What is asked
Select every line holding the word "label" and copy it.

[Stored data]
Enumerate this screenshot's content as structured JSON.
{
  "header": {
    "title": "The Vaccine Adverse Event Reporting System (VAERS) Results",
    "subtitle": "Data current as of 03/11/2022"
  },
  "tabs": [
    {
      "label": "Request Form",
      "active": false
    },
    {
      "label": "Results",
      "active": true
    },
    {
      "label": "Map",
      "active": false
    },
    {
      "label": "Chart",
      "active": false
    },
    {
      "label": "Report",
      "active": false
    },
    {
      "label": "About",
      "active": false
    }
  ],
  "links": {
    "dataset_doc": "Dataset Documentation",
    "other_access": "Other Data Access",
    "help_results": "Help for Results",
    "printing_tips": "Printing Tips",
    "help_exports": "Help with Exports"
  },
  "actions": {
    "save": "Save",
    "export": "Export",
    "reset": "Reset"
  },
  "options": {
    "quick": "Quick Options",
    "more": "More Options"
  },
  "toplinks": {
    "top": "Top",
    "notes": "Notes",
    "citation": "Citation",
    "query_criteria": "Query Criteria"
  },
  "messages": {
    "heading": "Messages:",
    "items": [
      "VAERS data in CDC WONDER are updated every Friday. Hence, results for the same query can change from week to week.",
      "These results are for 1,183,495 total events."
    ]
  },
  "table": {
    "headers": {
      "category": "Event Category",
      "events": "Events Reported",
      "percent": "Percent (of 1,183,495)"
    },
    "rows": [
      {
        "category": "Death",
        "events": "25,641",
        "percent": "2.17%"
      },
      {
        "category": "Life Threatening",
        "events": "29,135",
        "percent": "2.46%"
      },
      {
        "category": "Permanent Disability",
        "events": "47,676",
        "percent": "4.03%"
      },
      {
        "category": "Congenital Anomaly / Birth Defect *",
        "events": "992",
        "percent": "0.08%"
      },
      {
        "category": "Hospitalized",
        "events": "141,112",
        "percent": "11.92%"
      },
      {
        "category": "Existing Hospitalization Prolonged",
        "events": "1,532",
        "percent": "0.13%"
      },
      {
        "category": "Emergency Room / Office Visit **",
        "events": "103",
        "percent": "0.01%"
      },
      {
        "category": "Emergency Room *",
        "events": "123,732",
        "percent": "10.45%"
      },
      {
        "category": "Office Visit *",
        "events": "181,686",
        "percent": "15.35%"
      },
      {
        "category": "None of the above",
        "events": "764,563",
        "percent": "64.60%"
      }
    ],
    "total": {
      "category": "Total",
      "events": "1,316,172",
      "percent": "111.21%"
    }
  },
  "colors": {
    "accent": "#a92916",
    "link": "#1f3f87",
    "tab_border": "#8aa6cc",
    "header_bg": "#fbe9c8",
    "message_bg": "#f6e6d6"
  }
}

Task result
      "label": "Request Form",
      "label": "Results",
      "label": "Map",
      "label": "Chart",
      "label": "Report",
      "label": "About",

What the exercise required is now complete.